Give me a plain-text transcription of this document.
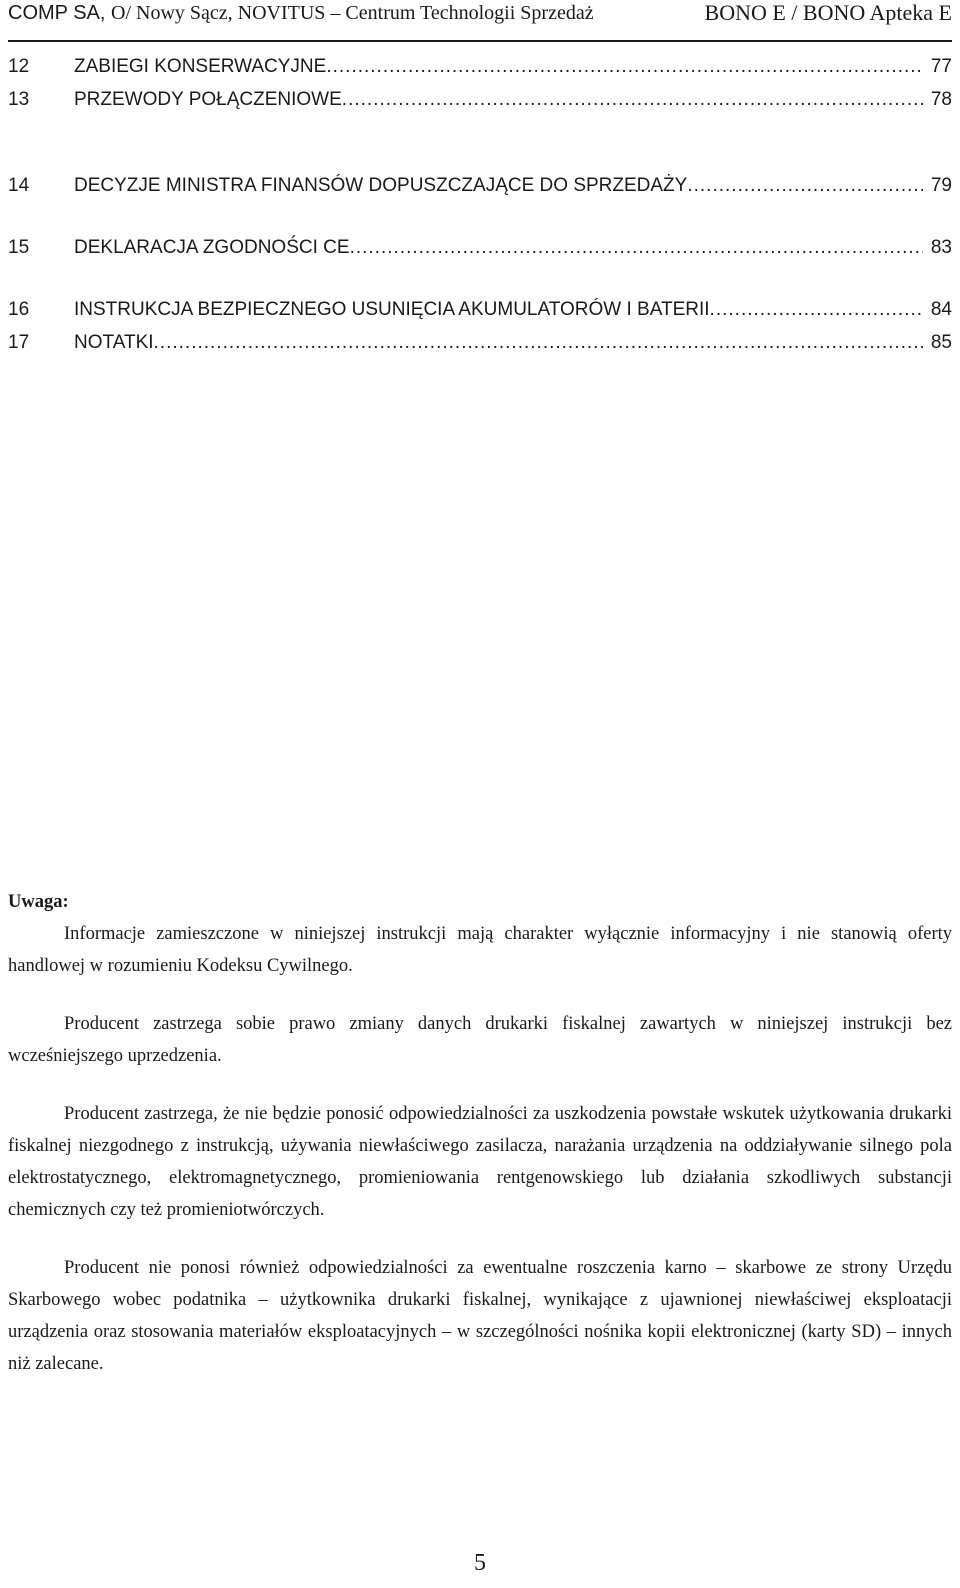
COMP SA, O/ Nowy Sącz, NOVITUS – Centrum Technologii Sprzedaż	BONO E / BONO Apteka E
12	ZABIEGI KONSERWACYJNE .....	77
13	PRZEWODY POŁĄCZENIOWE .....	78
14	DECYZJE MINISTRA FINANSÓW DOPUSZCZAJĄCE DO SPRZEDAŻY .....	79
15	DEKLARACJA ZGODNOŚCI CE .....	83
16	INSTRUKCJA BEZPIECZNEGO USUNIĘCIA AKUMULATORÓW I BATERII .....	84
17	NOTATKI .....	85
Uwaga:

Informacje zamieszczone w niniejszej instrukcji mają charakter wyłącznie informacyjny i nie stanowią oferty handlowej w rozumieniu Kodeksu Cywilnego.

Producent zastrzega sobie prawo zmiany danych drukarki fiskalnej zawartych w niniejszej instrukcji bez wcześniejszego uprzedzenia.

Producent zastrzega, że nie będzie ponosić odpowiedzialności za uszkodzenia powstałe wskutek użytkowania drukarki fiskalnej niezgodnego z instrukcją, używania niewłaściwego zasilacza, narażania urządzenia na oddziaływanie silnego pola elektrostatycznego, elektromagnetycznego, promieniowania rentgenowskiego lub działania szkodliwych substancji chemicznych czy też promieniotwórczych.

Producent nie ponosi również odpowiedzialności za ewentualne roszczenia karno – skarbowe ze strony Urzędu Skarbowego wobec podatnika – użytkownika drukarki fiskalnej, wynikające z ujawnionej niewłaściwej eksploatacji urządzenia oraz stosowania materiałów eksploatacyjnych – w szczególności nośnika kopii elektronicznej (karty SD) – innych niż zalecane.

5
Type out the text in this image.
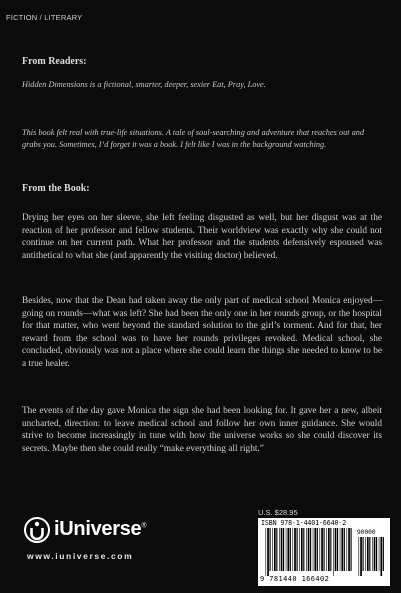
FICTION / LITERARY
From Readers:
Hidden Dimensions is a fictional, smarter, deeper, sexier Eat, Pray, Love.
This book felt real with true-life situations. A tale of soul-searching and adventure that reaches out and grabs you. Sometimes, I’d forget it was a book. I felt like I was in the background watching.
From the Book:
Drying her eyes on her sleeve, she left feeling disgusted as well, but her disgust was at the reaction of her professor and fellow students. Their worldview was exactly why she could not continue on her current path. What her professor and the students defensively espoused was antithetical to what she (and apparently the visiting doctor) believed.
Besides, now that the Dean had taken away the only part of medical school Monica enjoyed—going on rounds—what was left? She had been the only one in her rounds group, or the hospital for that matter, who went beyond the standard solution to the girl’s torment. And for that, her reward from the school was to have her rounds privileges revoked. Medical school, she concluded, obviously was not a place where she could learn the things she needed to know to be a true healer.
The events of the day gave Monica the sign she had been looking for. It gave her a new, albeit uncharted, direction: to leave medical school and follow her own inner guidance. She would strive to become increasingly in tune with how the universe works so she could discover its secrets. Maybe then she could really “make everything all right.”
iUniverse®
www.iuniverse.com
U.S. $28.95
ISBN 978-1-4401-6640-2
90000
9 781440 166402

Given problem:
Copy the data character for character, but drop all pictures from the copy.

Reply to the task:
Give me a plain-text transcription of this document.
COMP SA, O/ Nowy Sącz, NOVITUS – Centrum Technologii Sprzedaż	BONO E / BONO Apteka E
12	ZABIEGI KONSERWACYJNE .....	77
13	PRZEWODY POŁĄCZENIOWE .....	78
14	DECYZJE MINISTRA FINANSÓW DOPUSZCZAJĄCE DO SPRZEDAŻY .....	79
15	DEKLARACJA ZGODNOŚCI CE .....	83
16	INSTRUKCJA BEZPIECZNEGO USUNIĘCIA AKUMULATORÓW I BATERII .....	84
17	NOTATKI .....	85
Uwaga:

Informacje zamieszczone w niniejszej instrukcji mają charakter wyłącznie informacyjny i nie stanowią oferty handlowej w rozumieniu Kodeksu Cywilnego.

Producent zastrzega sobie prawo zmiany danych drukarki fiskalnej zawartych w niniejszej instrukcji bez wcześniejszego uprzedzenia.

Producent zastrzega, że nie będzie ponosić odpowiedzialności za uszkodzenia powstałe wskutek użytkowania drukarki fiskalnej niezgodnego z instrukcją, używania niewłaściwego zasilacza, narażania urządzenia na oddziaływanie silnego pola elektrostatycznego, elektromagnetycznego, promieniowania rentgenowskiego lub działania szkodliwych substancji chemicznych czy też promieniotwórczych.

Producent nie ponosi również odpowiedzialności za ewentualne roszczenia karno – skarbowe ze strony Urzędu Skarbowego wobec podatnika – użytkownika drukarki fiskalnej, wynikające z ujawnionej niewłaściwej eksploatacji urządzenia oraz stosowania materiałów eksploatacyjnych – w szczególności nośnika kopii elektronicznej (karty SD) – innych niż zalecane.

5
Type out the text in this image.
FICTION / LITERARY
From Readers:
Hidden Dimensions is a fictional, smarter, deeper, sexier Eat, Pray, Love.
This book felt real with true-life situations. A tale of soul-searching and adventure that reaches out and grabs you. Sometimes, I’d forget it was a book. I felt like I was in the background watching.
From the Book:
Drying her eyes on her sleeve, she left feeling disgusted as well, but her disgust was at the reaction of her professor and fellow students. Their worldview was exactly why she could not continue on her current path. What her professor and the students defensively espoused was antithetical to what she (and apparently the visiting doctor) believed.
Besides, now that the Dean had taken away the only part of medical school Monica enjoyed—going on rounds—what was left? She had been the only one in her rounds group, or the hospital for that matter, who went beyond the standard solution to the girl’s torment. And for that, her reward from the school was to have her rounds privileges revoked. Medical school, she concluded, obviously was not a place where she could learn the things she needed to know to be a true healer.
The events of the day gave Monica the sign she had been looking for. It gave her a new, albeit uncharted, direction: to leave medical school and follow her own inner guidance. She would strive to become increasingly in tune with how the universe works so she could discover its secrets. Maybe then she could really “make everything all right.”
iUniverse®
www.iuniverse.com
U.S. $28.95
ISBN 978-1-4401-6640-2
90000
9 781440 166402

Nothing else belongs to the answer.